** What is required **
The records below must be retyped exactly.

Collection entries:

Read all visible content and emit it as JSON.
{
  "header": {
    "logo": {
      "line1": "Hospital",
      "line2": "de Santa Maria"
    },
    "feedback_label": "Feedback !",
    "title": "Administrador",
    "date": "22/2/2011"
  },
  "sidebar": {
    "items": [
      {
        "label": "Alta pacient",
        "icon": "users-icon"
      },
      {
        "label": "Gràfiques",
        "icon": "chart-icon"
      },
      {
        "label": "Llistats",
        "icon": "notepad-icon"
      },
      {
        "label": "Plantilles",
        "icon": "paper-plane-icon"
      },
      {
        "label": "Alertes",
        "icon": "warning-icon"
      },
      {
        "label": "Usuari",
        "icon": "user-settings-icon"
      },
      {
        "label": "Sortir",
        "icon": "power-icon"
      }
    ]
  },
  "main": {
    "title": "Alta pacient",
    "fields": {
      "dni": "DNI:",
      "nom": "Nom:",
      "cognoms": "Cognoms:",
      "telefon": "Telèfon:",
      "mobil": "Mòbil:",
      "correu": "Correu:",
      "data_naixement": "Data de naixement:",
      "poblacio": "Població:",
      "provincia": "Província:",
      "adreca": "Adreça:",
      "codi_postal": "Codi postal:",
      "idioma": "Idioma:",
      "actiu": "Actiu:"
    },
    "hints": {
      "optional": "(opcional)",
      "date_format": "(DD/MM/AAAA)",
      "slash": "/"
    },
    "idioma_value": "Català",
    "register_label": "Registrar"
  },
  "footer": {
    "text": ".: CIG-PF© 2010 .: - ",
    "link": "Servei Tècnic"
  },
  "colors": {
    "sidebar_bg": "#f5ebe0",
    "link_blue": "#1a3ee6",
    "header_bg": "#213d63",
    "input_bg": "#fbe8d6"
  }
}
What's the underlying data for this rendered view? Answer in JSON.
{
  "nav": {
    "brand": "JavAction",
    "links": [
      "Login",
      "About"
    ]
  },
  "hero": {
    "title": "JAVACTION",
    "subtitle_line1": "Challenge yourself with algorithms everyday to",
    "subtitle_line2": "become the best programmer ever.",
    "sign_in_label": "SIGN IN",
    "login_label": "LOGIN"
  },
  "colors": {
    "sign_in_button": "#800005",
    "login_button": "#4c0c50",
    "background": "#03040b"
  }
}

** Solution to the problem **
Read all visible content and emit it as JSON.
{
  "header": {
    "logo": {
      "line1": "Hospital",
      "line2": "de Santa Maria"
    },
    "feedback_label": "Feedback !",
    "title": "Administrador",
    "date": "22/2/2011"
  },
  "sidebar": {
    "items": [
      {
        "label": "Alta pacient",
        "icon": "users-icon"
      },
      {
        "label": "Gràfiques",
        "icon": "chart-icon"
      },
      {
        "label": "Llistats",
        "icon": "notepad-icon"
      },
      {
        "label": "Plantilles",
        "icon": "paper-plane-icon"
      },
      {
        "label": "Alertes",
        "icon": "warning-icon"
      },
      {
        "label": "Usuari",
        "icon": "user-settings-icon"
      },
      {
        "label": "Sortir",
        "icon": "power-icon"
      }
    ]
  },
  "main": {
    "title": "Alta pacient",
    "fields": {
      "dni": "DNI:",
      "nom": "Nom:",
      "cognoms": "Cognoms:",
      "telefon": "Telèfon:",
      "mobil": "Mòbil:",
      "correu": "Correu:",
      "data_naixement": "Data de naixement:",
      "poblacio": "Població:",
      "provincia": "Província:",
      "adreca": "Adreça:",
      "codi_postal": "Codi postal:",
      "idioma": "Idioma:",
      "actiu": "Actiu:"
    },
    "hints": {
      "optional": "(opcional)",
      "date_format": "(DD/MM/AAAA)",
      "slash": "/"
    },
    "idioma_value": "Català",
    "register_label": "Registrar"
  },
  "footer": {
    "text": ".: CIG-PF© 2010 .: - ",
    "link": "Servei Tècnic"
  },
  "colors": {
    "sidebar_bg": "#f5ebe0",
    "link_blue": "#1a3ee6",
    "header_bg": "#213d63",
    "input_bg": "#fbe8d6"
  }
}
What's the underlying data for this rendered view? Answer in JSON.
{
  "nav": {
    "brand": "JavAction",
    "links": [
      "Login",
      "About"
    ]
  },
  "hero": {
    "title": "JAVACTION",
    "subtitle_line1": "Challenge yourself with algorithms everyday to",
    "subtitle_line2": "become the best programmer ever.",
    "sign_in_label": "SIGN IN",
    "login_label": "LOGIN"
  },
  "colors": {
    "sign_in_button": "#800005",
    "login_button": "#4c0c50",
    "background": "#03040b"
  }
}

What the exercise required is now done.